**Parts of the exercise:**
1. From the patent text on human head detection below, write out the part that begins at the words "For example, the" and stops after the words "rest of network.".
2. In the patent text on human head detection below, what range of values is given as an example for the confidence level threshold?
3. Continue the patent text on human head detection below, starting after its last sentence.

**Text block:**

The regression layer may also use two convolutional layers in
parallel. One convolutional layer is configured to map the second
features to the human head positions, and the other convolutional
layer is configured to map the second features to the confidence
levels corresponding to the mapped human head positions.
[0078] S506: Train the convolutional neural network including the
preprocessing layer, the converted convolutional layer, and the
replaced regression layer by using the training images having the
marked human head positions.
[0079] The convolutional neural network including the preprocessing
layer, the converted convolutional layer and the replaced
regression layer is reconstructed and modified from the
conventional convolutional neural network for classification
applications. In one implementation, parameters of the
preprocessing layer may be pre-trained. Then for the reconstructed
convolutional neural network, mainly the parameters in the
converted convolutional layer and the replaced regression layer
need to be trained. The training processing may be joint process.
For example, the entire network may be trained. The preprocessing
layer training parameters may be initialized to its pre-trained
parameters and retrained together with the rest of network.
[0080] Specifically, when the reconstructed convolutional neural
network is trained, the confidence level may be pre-assigned to the
marked human head positions of the training image. The training
image is segmented into one or more sub-images according to the
same segmenting manner as that of the image to be detected. The
segmented sub-images are respectively input to the convolutional
neural network, and the human head positions and the confidence
levels are output by the preprocessing layer, the convolutional
layer after the preprocessing layer, and the regression layer of
the convolutional neural network. The difference between the output
human head positions and the marked human head position is
calculated, and the difference between the corresponding confidence
levels is calculated, and the parameters in the preprocessing
layer, the convolutional layer after the preprocessing layer, and
the regression layer in the convolutional neural network are
adjusted according to the two differences. The training is
continued until a termination condition is reached. The termination
condition may be that the difference is less than a preset
difference, or the number of iterations reaches a preset number of
times.
[0081] In this embodiment, the training is performed after
reconstruction of conventional neural network for classification
into a the convolutional neural network for human head detection.
The reconstruction does not require complete redesign of the neural
network, training duration can be reduced and efficiency of human
head detection is improved.
[0082] As shown in FIG. 6, in an embodiment, step S310 specifically
includes the following steps:
[0083] S602: Screen, from the human head positions corresponding to
the sub-images, to acquire a human head position corresponding to a
confidence level greater than or equal to a confidence level
threshold.
[0084] Specifically, the electronic device may form the human head
positions respectively corresponding to the sub-images segmented
from the image to be detected into a human head position set,
traverse the human head position set, and compare confidence levels
the traversed human head positions with the confidence level
threshold. The human head positions having confidence levels lower
than the confidence level threshold may be removed from the human
head position set. The remaining human head positions in the human
head position set after the traversing are the acquired human head
positions of which the corresponding confidence levels are greater
than or equal to the confidence level threshold. The confidence
level threshold may be set as needed, for example, may be valued
from 0.5 to 0.99.
[0085] S604: Selecting or identifying human head positions among
the screened human head positions in S602 that intersect in the
image to be detected.

**Information provided:**
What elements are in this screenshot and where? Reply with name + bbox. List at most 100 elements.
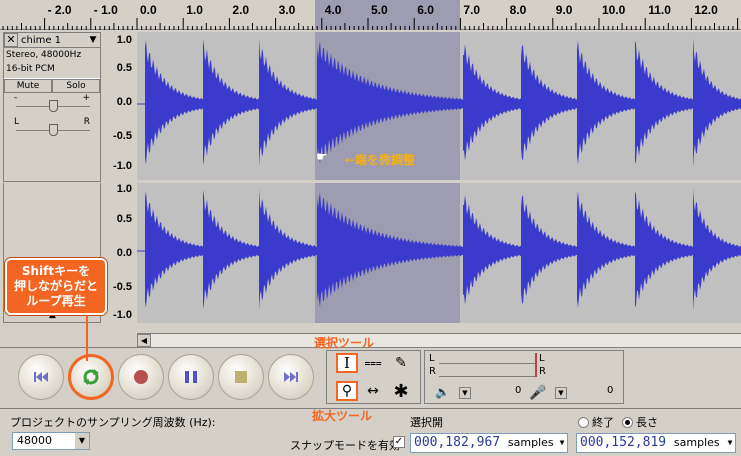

**Expected outputs:**
1.
For example, the entire network may be trained. The preprocessing
layer training parameters may be initialized to its pre-trained
parameters and retrained together with the rest of network.

2. From 0.5 to 0.99.

3.
[0086] The intersection of the human head positions means that
enclosed areas indicated by respective human head positions have an
intersection in the image to be detected. When the human head
position is represented by a position of a rectangular box
including the human head image, the intersection of the human head
positions is the intersection of the corresponding rectangular
boxes. Specifically, the electronic device may select a human head
position intersecting with the acquired human head position in the
image to be detected from the human head position set formed by the
human head positions respectively corresponding to all the
sub-images segmented from the image to be detected. The electronic
device may also seek for the intersecting human head positions from
only the acquired human head positions.
[0087] S606: Determine, according to the acquired human head
position and the identified human head position, the human head
position detected in the image to be detected.
[0088] Specifically, the electronic device may classify the
acquired human head positions and the selected human head
positions. Each type includes at least one of the acquired human
head positions, and also includes human head positions intersecting
with the at least one human head position. The electronic device
may combine the human head positions of each type to one human head
position as a detected head position, or select one human head
position from the human head positions of each type as the detected
human head position.
[0089] In this embodiment, the accuracy of human head detection can
be further improved by using the confidence levels and the position
intersection the basis for determining the human head position in
the image to be detected.
[0090] As shown in FIG. 7, in an embodiment, step S606 specifically
includes the following steps:
[0091] S702: Use the acquired human head position (from step 602)
and the selected human head position (from step 604) as nodes in a
bipartite graph, as a first group and second group,
respectively.
[0092] The bipartite graph is a graph in the graph theory, the
nodes in the bipartite graph may be segmented into two groups, and
all edges connected to the nodes are caused to span boundaries of
the groups.
[0093] S704: Assign default and positive weights to the edges
between the nodes in the bipartite graph.
[0094] There is an edge between each acquired human head position
and the correspondingly selected intersecting human head position.
The default and positive weight is a positive value, such as
1000.
[0095] S706: Reduce the correspondingly assigned weights for the
corresponding edges that are associated with nodes representing
intersecting head positions.
[0096] Specifically, when the human head positions indicated by the
nodes associated with the edges intersect, the electronic device
may subtract a positive value less than the default and positive
weight from the correspondingly assigned weight, and then divide
the subtracted value by the default and positive weight to acquire
an updated weight. If the default and positive weight is 1000, and
the positive value less than the default and positive weight is
100, then the updated weight is (1000-100)/1000=0.9.
[0097] S708: Solve a maximum weight edge combination of the
bipartite graph, and acquire the human head position detected in
the image to be detected.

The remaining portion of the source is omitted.